(PROBLEM DESCRIPTION):
Write every line of the material out exactly as shown.
------------------------------------------------
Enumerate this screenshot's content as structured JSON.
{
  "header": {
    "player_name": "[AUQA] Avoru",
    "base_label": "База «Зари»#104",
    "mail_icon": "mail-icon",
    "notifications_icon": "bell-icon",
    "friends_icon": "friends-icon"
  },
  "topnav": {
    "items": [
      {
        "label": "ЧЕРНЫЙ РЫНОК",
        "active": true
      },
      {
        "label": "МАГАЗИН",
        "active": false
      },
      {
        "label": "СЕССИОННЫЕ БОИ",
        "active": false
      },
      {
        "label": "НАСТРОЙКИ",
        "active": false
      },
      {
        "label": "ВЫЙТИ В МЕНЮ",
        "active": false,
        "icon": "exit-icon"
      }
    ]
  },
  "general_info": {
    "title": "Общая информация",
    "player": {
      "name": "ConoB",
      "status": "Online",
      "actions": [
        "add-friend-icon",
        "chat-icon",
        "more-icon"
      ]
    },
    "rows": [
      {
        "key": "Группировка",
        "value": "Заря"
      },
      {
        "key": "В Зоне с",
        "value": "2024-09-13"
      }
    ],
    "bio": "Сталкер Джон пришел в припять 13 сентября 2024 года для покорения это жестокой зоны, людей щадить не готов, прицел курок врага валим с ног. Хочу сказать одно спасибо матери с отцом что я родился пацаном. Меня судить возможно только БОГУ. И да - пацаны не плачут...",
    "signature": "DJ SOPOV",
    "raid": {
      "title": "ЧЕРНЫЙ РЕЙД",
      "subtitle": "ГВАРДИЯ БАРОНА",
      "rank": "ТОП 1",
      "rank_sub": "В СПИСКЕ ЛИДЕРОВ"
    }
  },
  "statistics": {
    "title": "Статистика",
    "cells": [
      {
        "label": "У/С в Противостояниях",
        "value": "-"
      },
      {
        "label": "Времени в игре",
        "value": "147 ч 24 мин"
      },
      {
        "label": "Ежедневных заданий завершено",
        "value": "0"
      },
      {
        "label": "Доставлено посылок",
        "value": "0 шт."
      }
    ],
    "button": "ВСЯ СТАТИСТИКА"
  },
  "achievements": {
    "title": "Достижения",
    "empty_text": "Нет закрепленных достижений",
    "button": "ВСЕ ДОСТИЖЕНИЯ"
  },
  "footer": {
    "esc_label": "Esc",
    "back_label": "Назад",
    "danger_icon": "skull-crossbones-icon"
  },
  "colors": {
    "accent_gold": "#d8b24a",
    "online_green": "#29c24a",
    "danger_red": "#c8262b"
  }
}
------------------------------------------------
(SOLUTION FOR THIS EXERCISE):
Enumerate this screenshot's content as structured JSON.
{
  "header": {
    "player_name": "[AUQA] Avoru",
    "base_label": "База «Зари»#104",
    "mail_icon": "mail-icon",
    "notifications_icon": "bell-icon",
    "friends_icon": "friends-icon"
  },
  "topnav": {
    "items": [
      {
        "label": "ЧЕРНЫЙ РЫНОК",
        "active": true
      },
      {
        "label": "МАГАЗИН",
        "active": false
      },
      {
        "label": "СЕССИОННЫЕ БОИ",
        "active": false
      },
      {
        "label": "НАСТРОЙКИ",
        "active": false
      },
      {
        "label": "ВЫЙТИ В МЕНЮ",
        "active": false,
        "icon": "exit-icon"
      }
    ]
  },
  "general_info": {
    "title": "Общая информация",
    "player": {
      "name": "ConoB",
      "status": "Online",
      "actions": [
        "add-friend-icon",
        "chat-icon",
        "more-icon"
      ]
    },
    "rows": [
      {
        "key": "Группировка",
        "value": "Заря"
      },
      {
        "key": "В Зоне с",
        "value": "2024-09-13"
      }
    ],
    "bio": "Сталкер Джон пришел в припять 13 сентября 2024 года для покорения это жестокой зоны, людей щадить не готов, прицел курок врага валим с ног. Хочу сказать одно спасибо матери с отцом что я родился пацаном. Меня судить возможно только БОГУ. И да - пацаны не плачут...",
    "signature": "DJ SOPOV",
    "raid": {
      "title": "ЧЕРНЫЙ РЕЙД",
      "subtitle": "ГВАРДИЯ БАРОНА",
      "rank": "ТОП 1",
      "rank_sub": "В СПИСКЕ ЛИДЕРОВ"
    }
  },
  "statistics": {
    "title": "Статистика",
    "cells": [
      {
        "label": "У/С в Противостояниях",
        "value": "-"
      },
      {
        "label": "Времени в игре",
        "value": "147 ч 24 мин"
      },
      {
        "label": "Ежедневных заданий завершено",
        "value": "0"
      },
      {
        "label": "Доставлено посылок",
        "value": "0 шт."
      }
    ],
    "button": "ВСЯ СТАТИСТИКА"
  },
  "achievements": {
    "title": "Достижения",
    "empty_text": "Нет закрепленных достижений",
    "button": "ВСЕ ДОСТИЖЕНИЯ"
  },
  "footer": {
    "esc_label": "Esc",
    "back_label": "Назад",
    "danger_icon": "skull-crossbones-icon"
  },
  "colors": {
    "accent_gold": "#d8b24a",
    "online_green": "#29c24a",
    "danger_red": "#c8262b"
  }
}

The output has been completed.